[Start Source data]
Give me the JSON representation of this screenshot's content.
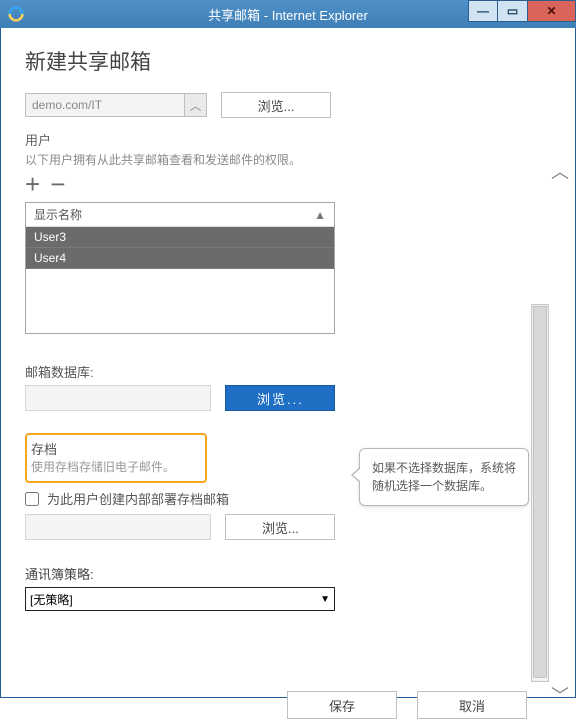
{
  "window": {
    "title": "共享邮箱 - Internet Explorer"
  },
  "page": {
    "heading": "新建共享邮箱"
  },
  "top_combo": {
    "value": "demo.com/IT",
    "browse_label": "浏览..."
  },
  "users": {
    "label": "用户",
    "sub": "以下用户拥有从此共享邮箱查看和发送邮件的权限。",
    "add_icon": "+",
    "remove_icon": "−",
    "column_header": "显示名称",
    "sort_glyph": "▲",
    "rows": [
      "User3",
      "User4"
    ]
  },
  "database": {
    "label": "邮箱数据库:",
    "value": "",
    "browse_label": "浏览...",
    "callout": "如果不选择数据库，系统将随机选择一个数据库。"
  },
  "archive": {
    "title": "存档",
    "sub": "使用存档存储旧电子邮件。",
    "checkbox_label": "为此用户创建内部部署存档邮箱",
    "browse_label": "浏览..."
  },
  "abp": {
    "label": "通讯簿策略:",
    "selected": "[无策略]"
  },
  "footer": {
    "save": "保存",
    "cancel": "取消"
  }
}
[End Source data]
◆ Stated goal: Transcribe every entry word for word, but skip the pictures.

◆ Finished exercise:
Give me the JSON representation of this screenshot's content.
{
  "window": {
    "title": "共享邮箱 - Internet Explorer"
  },
  "page": {
    "heading": "新建共享邮箱"
  },
  "top_combo": {
    "value": "demo.com/IT",
    "browse_label": "浏览..."
  },
  "users": {
    "label": "用户",
    "sub": "以下用户拥有从此共享邮箱查看和发送邮件的权限。",
    "add_icon": "+",
    "remove_icon": "−",
    "column_header": "显示名称",
    "sort_glyph": "▲",
    "rows": [
      "User3",
      "User4"
    ]
  },
  "database": {
    "label": "邮箱数据库:",
    "value": "",
    "browse_label": "浏览...",
    "callout": "如果不选择数据库，系统将随机选择一个数据库。"
  },
  "archive": {
    "title": "存档",
    "sub": "使用存档存储旧电子邮件。",
    "checkbox_label": "为此用户创建内部部署存档邮箱",
    "browse_label": "浏览..."
  },
  "abp": {
    "label": "通讯簿策略:",
    "selected": "[无策略]"
  },
  "footer": {
    "save": "保存",
    "cancel": "取消"
  }
}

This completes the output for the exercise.